**Data lines:**
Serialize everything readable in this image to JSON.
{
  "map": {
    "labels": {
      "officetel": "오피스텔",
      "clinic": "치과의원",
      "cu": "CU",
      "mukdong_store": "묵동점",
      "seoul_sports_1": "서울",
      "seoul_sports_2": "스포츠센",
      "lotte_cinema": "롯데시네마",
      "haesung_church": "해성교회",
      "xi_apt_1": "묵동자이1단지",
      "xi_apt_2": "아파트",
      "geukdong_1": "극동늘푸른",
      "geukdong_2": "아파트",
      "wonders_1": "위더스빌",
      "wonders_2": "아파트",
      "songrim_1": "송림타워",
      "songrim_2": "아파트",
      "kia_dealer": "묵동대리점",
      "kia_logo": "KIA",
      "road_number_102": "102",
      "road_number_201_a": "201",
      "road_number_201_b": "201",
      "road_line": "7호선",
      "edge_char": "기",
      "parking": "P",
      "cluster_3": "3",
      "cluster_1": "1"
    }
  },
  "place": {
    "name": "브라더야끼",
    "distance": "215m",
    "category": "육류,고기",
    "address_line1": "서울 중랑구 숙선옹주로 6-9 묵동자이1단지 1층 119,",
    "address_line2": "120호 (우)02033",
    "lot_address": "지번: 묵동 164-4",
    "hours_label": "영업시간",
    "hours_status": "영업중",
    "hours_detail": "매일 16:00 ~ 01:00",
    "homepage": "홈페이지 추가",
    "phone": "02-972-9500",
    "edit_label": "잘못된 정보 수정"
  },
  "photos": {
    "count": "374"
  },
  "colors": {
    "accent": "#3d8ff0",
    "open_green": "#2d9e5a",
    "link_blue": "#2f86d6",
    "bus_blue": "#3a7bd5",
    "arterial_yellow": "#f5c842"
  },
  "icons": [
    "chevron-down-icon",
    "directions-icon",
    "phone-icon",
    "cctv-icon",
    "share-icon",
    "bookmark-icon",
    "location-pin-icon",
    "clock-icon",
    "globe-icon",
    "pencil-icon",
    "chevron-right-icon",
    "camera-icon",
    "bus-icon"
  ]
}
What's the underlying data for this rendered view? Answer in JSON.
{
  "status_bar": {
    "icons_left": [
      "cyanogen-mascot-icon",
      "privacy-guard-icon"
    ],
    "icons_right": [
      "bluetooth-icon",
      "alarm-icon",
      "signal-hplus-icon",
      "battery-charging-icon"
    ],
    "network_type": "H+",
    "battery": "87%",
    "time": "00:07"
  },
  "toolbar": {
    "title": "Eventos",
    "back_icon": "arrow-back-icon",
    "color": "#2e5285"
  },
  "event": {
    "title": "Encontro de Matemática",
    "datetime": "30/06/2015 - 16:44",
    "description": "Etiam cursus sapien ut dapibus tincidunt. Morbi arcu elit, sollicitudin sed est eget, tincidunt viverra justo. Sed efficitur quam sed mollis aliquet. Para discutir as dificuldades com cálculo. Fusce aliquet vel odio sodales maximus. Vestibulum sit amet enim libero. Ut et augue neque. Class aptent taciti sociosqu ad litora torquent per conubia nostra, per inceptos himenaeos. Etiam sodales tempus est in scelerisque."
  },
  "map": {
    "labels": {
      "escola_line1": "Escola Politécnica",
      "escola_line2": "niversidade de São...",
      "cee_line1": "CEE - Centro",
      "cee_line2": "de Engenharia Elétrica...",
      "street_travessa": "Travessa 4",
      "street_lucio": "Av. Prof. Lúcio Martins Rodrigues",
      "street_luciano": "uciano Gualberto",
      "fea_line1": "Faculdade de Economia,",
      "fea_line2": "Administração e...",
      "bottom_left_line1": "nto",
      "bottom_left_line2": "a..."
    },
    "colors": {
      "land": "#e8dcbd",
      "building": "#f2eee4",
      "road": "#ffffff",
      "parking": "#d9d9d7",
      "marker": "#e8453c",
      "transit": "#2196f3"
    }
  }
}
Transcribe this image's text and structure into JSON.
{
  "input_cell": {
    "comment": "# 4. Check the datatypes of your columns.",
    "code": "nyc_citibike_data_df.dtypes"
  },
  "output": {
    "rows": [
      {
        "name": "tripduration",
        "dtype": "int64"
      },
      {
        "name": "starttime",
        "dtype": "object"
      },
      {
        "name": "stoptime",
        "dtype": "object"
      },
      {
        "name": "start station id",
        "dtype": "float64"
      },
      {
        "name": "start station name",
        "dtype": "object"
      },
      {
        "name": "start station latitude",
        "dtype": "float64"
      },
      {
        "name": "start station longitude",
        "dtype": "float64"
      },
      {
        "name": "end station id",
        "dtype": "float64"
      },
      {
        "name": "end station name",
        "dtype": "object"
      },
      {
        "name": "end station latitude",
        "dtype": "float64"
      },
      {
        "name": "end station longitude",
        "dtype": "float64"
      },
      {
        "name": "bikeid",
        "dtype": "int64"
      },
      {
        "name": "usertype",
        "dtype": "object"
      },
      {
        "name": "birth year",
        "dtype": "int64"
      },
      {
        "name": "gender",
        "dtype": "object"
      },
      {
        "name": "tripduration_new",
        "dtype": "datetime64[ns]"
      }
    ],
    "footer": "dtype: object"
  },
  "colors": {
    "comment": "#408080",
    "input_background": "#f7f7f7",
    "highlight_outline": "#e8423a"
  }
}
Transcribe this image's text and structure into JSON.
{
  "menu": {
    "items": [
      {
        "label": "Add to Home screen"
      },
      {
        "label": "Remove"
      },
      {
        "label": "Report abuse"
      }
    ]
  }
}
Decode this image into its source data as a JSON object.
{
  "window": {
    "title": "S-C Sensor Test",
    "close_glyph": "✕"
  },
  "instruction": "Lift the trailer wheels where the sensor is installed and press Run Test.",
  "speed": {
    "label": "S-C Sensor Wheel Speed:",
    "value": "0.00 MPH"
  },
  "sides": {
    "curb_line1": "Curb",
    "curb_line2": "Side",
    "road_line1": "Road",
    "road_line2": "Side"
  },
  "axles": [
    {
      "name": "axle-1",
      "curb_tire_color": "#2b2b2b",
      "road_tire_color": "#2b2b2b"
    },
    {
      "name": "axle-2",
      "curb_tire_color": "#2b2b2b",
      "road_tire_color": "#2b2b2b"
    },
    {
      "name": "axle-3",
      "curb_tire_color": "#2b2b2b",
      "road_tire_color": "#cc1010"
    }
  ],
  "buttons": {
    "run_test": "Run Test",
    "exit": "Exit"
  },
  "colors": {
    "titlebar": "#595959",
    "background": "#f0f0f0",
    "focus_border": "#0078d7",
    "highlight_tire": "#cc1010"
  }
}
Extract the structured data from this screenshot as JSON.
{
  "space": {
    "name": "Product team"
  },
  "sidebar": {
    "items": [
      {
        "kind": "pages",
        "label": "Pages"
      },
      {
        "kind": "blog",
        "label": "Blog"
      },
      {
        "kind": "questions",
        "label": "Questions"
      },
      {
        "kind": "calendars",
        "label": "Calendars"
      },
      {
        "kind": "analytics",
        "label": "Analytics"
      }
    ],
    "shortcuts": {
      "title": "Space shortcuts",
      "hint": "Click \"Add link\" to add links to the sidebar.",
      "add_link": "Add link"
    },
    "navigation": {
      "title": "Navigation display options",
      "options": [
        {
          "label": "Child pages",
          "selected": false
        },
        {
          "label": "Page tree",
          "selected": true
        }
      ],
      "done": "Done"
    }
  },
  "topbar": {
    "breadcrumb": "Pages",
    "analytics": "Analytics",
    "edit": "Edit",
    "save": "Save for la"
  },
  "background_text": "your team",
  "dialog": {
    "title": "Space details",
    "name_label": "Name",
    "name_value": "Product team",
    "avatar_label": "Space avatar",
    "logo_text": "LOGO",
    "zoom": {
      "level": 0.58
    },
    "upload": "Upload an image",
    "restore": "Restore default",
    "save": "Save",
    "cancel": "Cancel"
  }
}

**Instructions to follow:** Give the records above again, word for word.

**Reply:**
Serialize everything readable in this image to JSON.
{
  "map": {
    "labels": {
      "officetel": "오피스텔",
      "clinic": "치과의원",
      "cu": "CU",
      "mukdong_store": "묵동점",
      "seoul_sports_1": "서울",
      "seoul_sports_2": "스포츠센",
      "lotte_cinema": "롯데시네마",
      "haesung_church": "해성교회",
      "xi_apt_1": "묵동자이1단지",
      "xi_apt_2": "아파트",
      "geukdong_1": "극동늘푸른",
      "geukdong_2": "아파트",
      "wonders_1": "위더스빌",
      "wonders_2": "아파트",
      "songrim_1": "송림타워",
      "songrim_2": "아파트",
      "kia_dealer": "묵동대리점",
      "kia_logo": "KIA",
      "road_number_102": "102",
      "road_number_201_a": "201",
      "road_number_201_b": "201",
      "road_line": "7호선",
      "edge_char": "기",
      "parking": "P",
      "cluster_3": "3",
      "cluster_1": "1"
    }
  },
  "place": {
    "name": "브라더야끼",
    "distance": "215m",
    "category": "육류,고기",
    "address_line1": "서울 중랑구 숙선옹주로 6-9 묵동자이1단지 1층 119,",
    "address_line2": "120호 (우)02033",
    "lot_address": "지번: 묵동 164-4",
    "hours_label": "영업시간",
    "hours_status": "영업중",
    "hours_detail": "매일 16:00 ~ 01:00",
    "homepage": "홈페이지 추가",
    "phone": "02-972-9500",
    "edit_label": "잘못된 정보 수정"
  },
  "photos": {
    "count": "374"
  },
  "colors": {
    "accent": "#3d8ff0",
    "open_green": "#2d9e5a",
    "link_blue": "#2f86d6",
    "bus_blue": "#3a7bd5",
    "arterial_yellow": "#f5c842"
  },
  "icons": [
    "chevron-down-icon",
    "directions-icon",
    "phone-icon",
    "cctv-icon",
    "share-icon",
    "bookmark-icon",
    "location-pin-icon",
    "clock-icon",
    "globe-icon",
    "pencil-icon",
    "chevron-right-icon",
    "camera-icon",
    "bus-icon"
  ]
}
What's the underlying data for this rendered view? Answer in JSON.
{
  "status_bar": {
    "icons_left": [
      "cyanogen-mascot-icon",
      "privacy-guard-icon"
    ],
    "icons_right": [
      "bluetooth-icon",
      "alarm-icon",
      "signal-hplus-icon",
      "battery-charging-icon"
    ],
    "network_type": "H+",
    "battery": "87%",
    "time": "00:07"
  },
  "toolbar": {
    "title": "Eventos",
    "back_icon": "arrow-back-icon",
    "color": "#2e5285"
  },
  "event": {
    "title": "Encontro de Matemática",
    "datetime": "30/06/2015 - 16:44",
    "description": "Etiam cursus sapien ut dapibus tincidunt. Morbi arcu elit, sollicitudin sed est eget, tincidunt viverra justo. Sed efficitur quam sed mollis aliquet. Para discutir as dificuldades com cálculo. Fusce aliquet vel odio sodales maximus. Vestibulum sit amet enim libero. Ut et augue neque. Class aptent taciti sociosqu ad litora torquent per conubia nostra, per inceptos himenaeos. Etiam sodales tempus est in scelerisque."
  },
  "map": {
    "labels": {
      "escola_line1": "Escola Politécnica",
      "escola_line2": "niversidade de São...",
      "cee_line1": "CEE - Centro",
      "cee_line2": "de Engenharia Elétrica...",
      "street_travessa": "Travessa 4",
      "street_lucio": "Av. Prof. Lúcio Martins Rodrigues",
      "street_luciano": "uciano Gualberto",
      "fea_line1": "Faculdade de Economia,",
      "fea_line2": "Administração e...",
      "bottom_left_line1": "nto",
      "bottom_left_line2": "a..."
    },
    "colors": {
      "land": "#e8dcbd",
      "building": "#f2eee4",
      "road": "#ffffff",
      "parking": "#d9d9d7",
      "marker": "#e8453c",
      "transit": "#2196f3"
    }
  }
}
Transcribe this image's text and structure into JSON.
{
  "input_cell": {
    "comment": "# 4. Check the datatypes of your columns.",
    "code": "nyc_citibike_data_df.dtypes"
  },
  "output": {
    "rows": [
      {
        "name": "tripduration",
        "dtype": "int64"
      },
      {
        "name": "starttime",
        "dtype": "object"
      },
      {
        "name": "stoptime",
        "dtype": "object"
      },
      {
        "name": "start station id",
        "dtype": "float64"
      },
      {
        "name": "start station name",
        "dtype": "object"
      },
      {
        "name": "start station latitude",
        "dtype": "float64"
      },
      {
        "name": "start station longitude",
        "dtype": "float64"
      },
      {
        "name": "end station id",
        "dtype": "float64"
      },
      {
        "name": "end station name",
        "dtype": "object"
      },
      {
        "name": "end station latitude",
        "dtype": "float64"
      },
      {
        "name": "end station longitude",
        "dtype": "float64"
      },
      {
        "name": "bikeid",
        "dtype": "int64"
      },
      {
        "name": "usertype",
        "dtype": "object"
      },
      {
        "name": "birth year",
        "dtype": "int64"
      },
      {
        "name": "gender",
        "dtype": "object"
      },
      {
        "name": "tripduration_new",
        "dtype": "datetime64[ns]"
      }
    ],
    "footer": "dtype: object"
  },
  "colors": {
    "comment": "#408080",
    "input_background": "#f7f7f7",
    "highlight_outline": "#e8423a"
  }
}
Transcribe this image's text and structure into JSON.
{
  "menu": {
    "items": [
      {
        "label": "Add to Home screen"
      },
      {
        "label": "Remove"
      },
      {
        "label": "Report abuse"
      }
    ]
  }
}
Decode this image into its source data as a JSON object.
{
  "window": {
    "title": "S-C Sensor Test",
    "close_glyph": "✕"
  },
  "instruction": "Lift the trailer wheels where the sensor is installed and press Run Test.",
  "speed": {
    "label": "S-C Sensor Wheel Speed:",
    "value": "0.00 MPH"
  },
  "sides": {
    "curb_line1": "Curb",
    "curb_line2": "Side",
    "road_line1": "Road",
    "road_line2": "Side"
  },
  "axles": [
    {
      "name": "axle-1",
      "curb_tire_color": "#2b2b2b",
      "road_tire_color": "#2b2b2b"
    },
    {
      "name": "axle-2",
      "curb_tire_color": "#2b2b2b",
      "road_tire_color": "#2b2b2b"
    },
    {
      "name": "axle-3",
      "curb_tire_color": "#2b2b2b",
      "road_tire_color": "#cc1010"
    }
  ],
  "buttons": {
    "run_test": "Run Test",
    "exit": "Exit"
  },
  "colors": {
    "titlebar": "#595959",
    "background": "#f0f0f0",
    "focus_border": "#0078d7",
    "highlight_tire": "#cc1010"
  }
}
Extract the structured data from this screenshot as JSON.
{
  "space": {
    "name": "Product team"
  },
  "sidebar": {
    "items": [
      {
        "kind": "pages",
        "label": "Pages"
      },
      {
        "kind": "blog",
        "label": "Blog"
      },
      {
        "kind": "questions",
        "label": "Questions"
      },
      {
        "kind": "calendars",
        "label": "Calendars"
      },
      {
        "kind": "analytics",
        "label": "Analytics"
      }
    ],
    "shortcuts": {
      "title": "Space shortcuts",
      "hint": "Click \"Add link\" to add links to the sidebar.",
      "add_link": "Add link"
    },
    "navigation": {
      "title": "Navigation display options",
      "options": [
        {
          "label": "Child pages",
          "selected": false
        },
        {
          "label": "Page tree",
          "selected": true
        }
      ],
      "done": "Done"
    }
  },
  "topbar": {
    "breadcrumb": "Pages",
    "analytics": "Analytics",
    "edit": "Edit",
    "save": "Save for la"
  },
  "background_text": "your team",
  "dialog": {
    "title": "Space details",
    "name_label": "Name",
    "name_value": "Product team",
    "avatar_label": "Space avatar",
    "logo_text": "LOGO",
    "zoom": {
      "level": 0.58
    },
    "upload": "Upload an image",
    "restore": "Restore default",
    "save": "Save",
    "cancel": "Cancel"
  }
}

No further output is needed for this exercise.